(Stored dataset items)
━━━━━━━━━━━━━━━━
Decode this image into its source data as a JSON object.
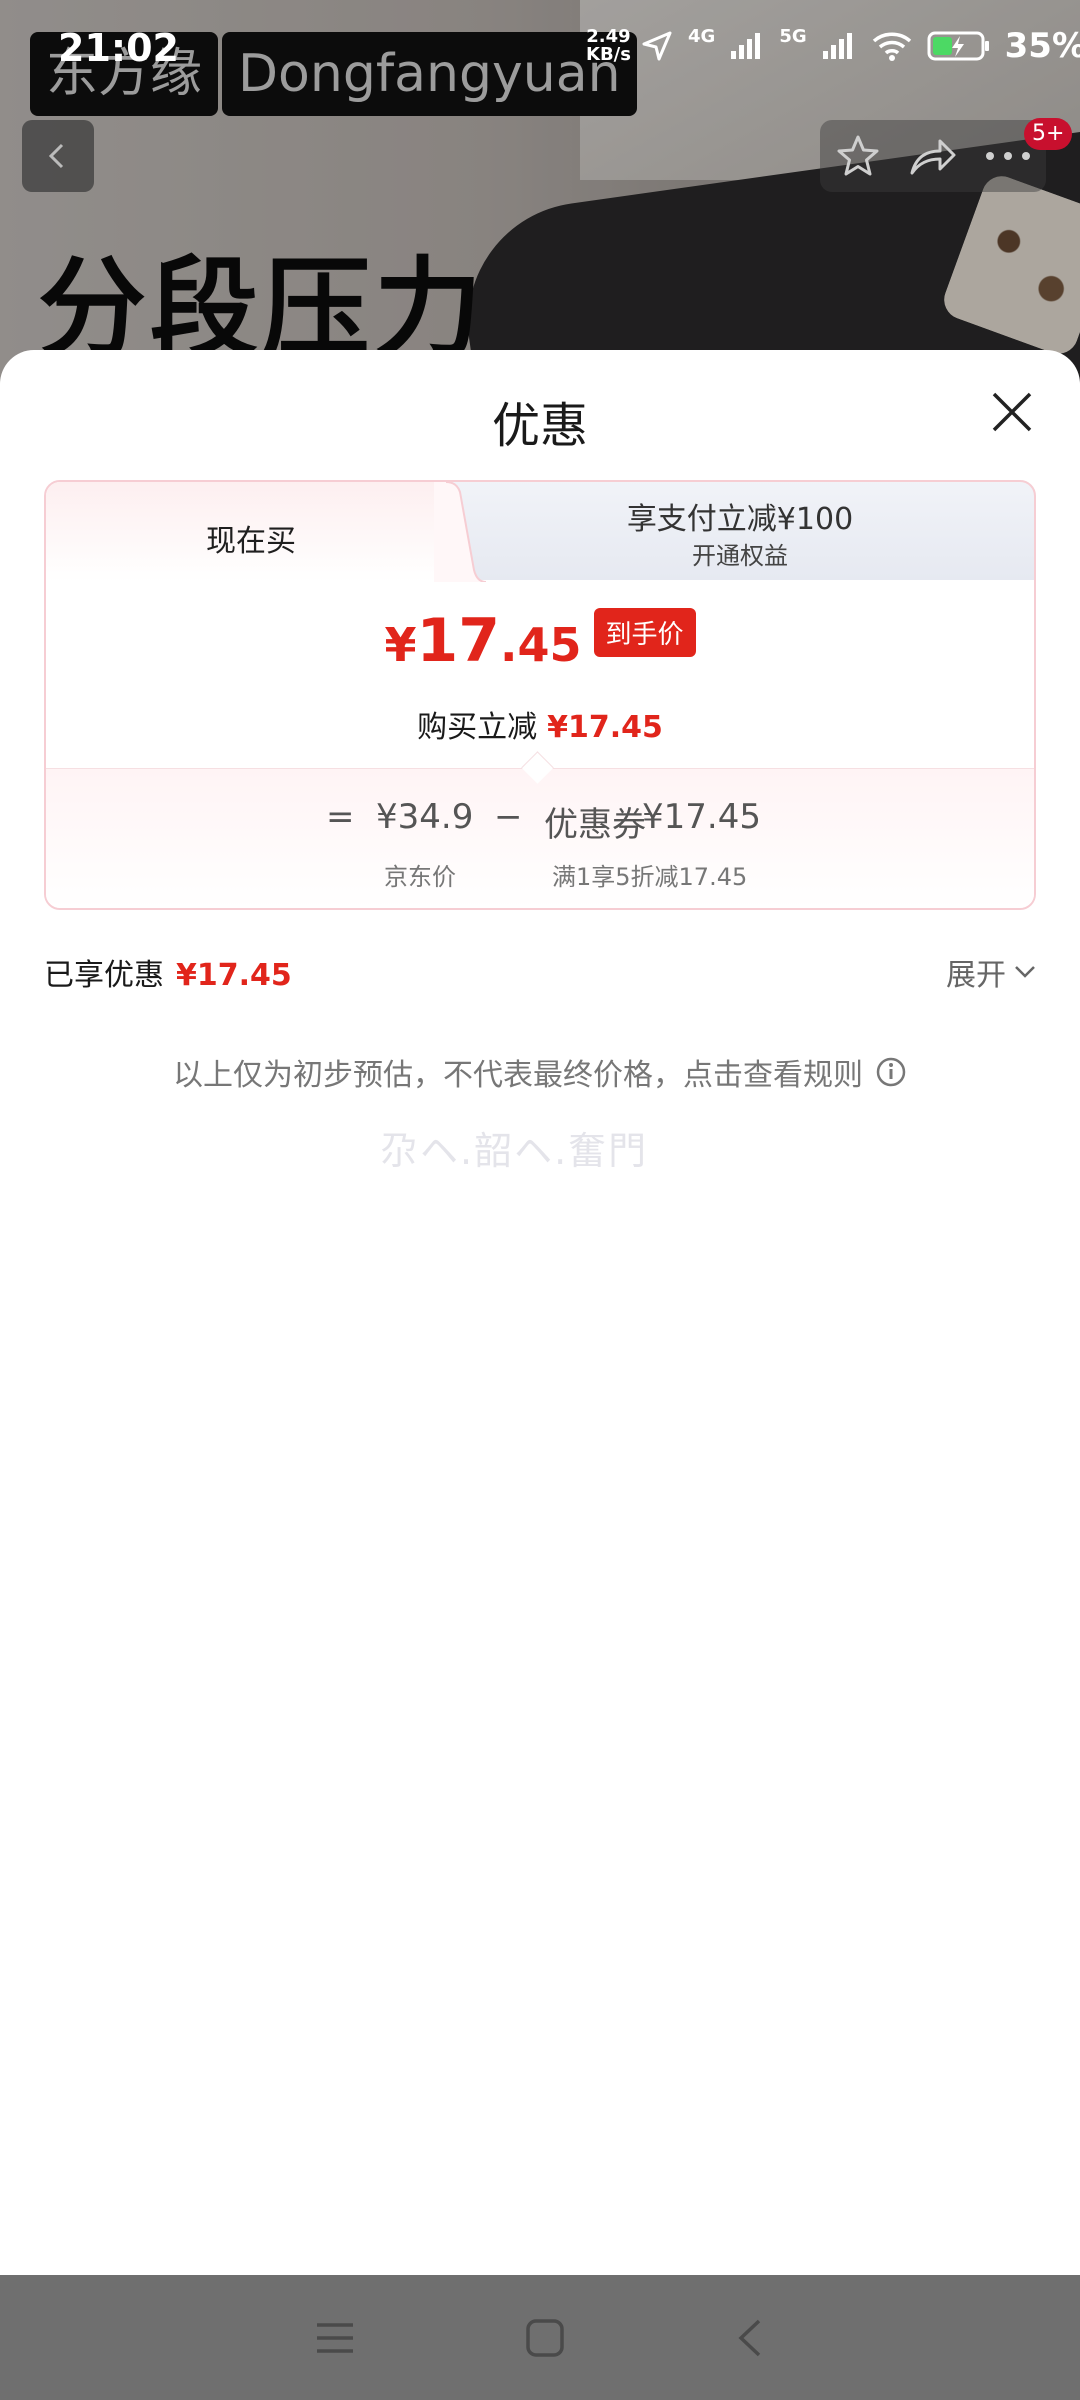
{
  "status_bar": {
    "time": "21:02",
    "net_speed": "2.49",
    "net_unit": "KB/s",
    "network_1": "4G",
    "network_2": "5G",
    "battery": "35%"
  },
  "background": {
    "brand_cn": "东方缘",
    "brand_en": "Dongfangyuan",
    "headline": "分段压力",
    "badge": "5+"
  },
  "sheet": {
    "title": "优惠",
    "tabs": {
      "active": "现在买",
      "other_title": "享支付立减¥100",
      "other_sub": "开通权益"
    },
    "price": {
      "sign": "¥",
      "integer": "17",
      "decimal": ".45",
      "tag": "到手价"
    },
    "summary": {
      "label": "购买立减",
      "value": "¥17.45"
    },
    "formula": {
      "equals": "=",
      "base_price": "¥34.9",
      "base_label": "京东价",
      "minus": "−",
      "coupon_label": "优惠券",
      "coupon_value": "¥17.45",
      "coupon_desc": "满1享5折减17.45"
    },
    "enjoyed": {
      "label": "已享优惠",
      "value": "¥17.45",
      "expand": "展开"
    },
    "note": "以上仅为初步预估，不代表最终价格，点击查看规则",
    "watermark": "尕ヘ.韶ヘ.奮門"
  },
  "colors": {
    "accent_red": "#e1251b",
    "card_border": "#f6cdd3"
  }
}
━━━━━━━━━━━━━━━━
Make an exact copy of every record, pictures excluded.

**Exercise answer:**
Decode this image into its source data as a JSON object.
{
  "status_bar": {
    "time": "21:02",
    "net_speed": "2.49",
    "net_unit": "KB/s",
    "network_1": "4G",
    "network_2": "5G",
    "battery": "35%"
  },
  "background": {
    "brand_cn": "东方缘",
    "brand_en": "Dongfangyuan",
    "headline": "分段压力",
    "badge": "5+"
  },
  "sheet": {
    "title": "优惠",
    "tabs": {
      "active": "现在买",
      "other_title": "享支付立减¥100",
      "other_sub": "开通权益"
    },
    "price": {
      "sign": "¥",
      "integer": "17",
      "decimal": ".45",
      "tag": "到手价"
    },
    "summary": {
      "label": "购买立减",
      "value": "¥17.45"
    },
    "formula": {
      "equals": "=",
      "base_price": "¥34.9",
      "base_label": "京东价",
      "minus": "−",
      "coupon_label": "优惠券",
      "coupon_value": "¥17.45",
      "coupon_desc": "满1享5折减17.45"
    },
    "enjoyed": {
      "label": "已享优惠",
      "value": "¥17.45",
      "expand": "展开"
    },
    "note": "以上仅为初步预估，不代表最终价格，点击查看规则",
    "watermark": "尕ヘ.韶ヘ.奮門"
  },
  "colors": {
    "accent_red": "#e1251b",
    "card_border": "#f6cdd3"
  }
}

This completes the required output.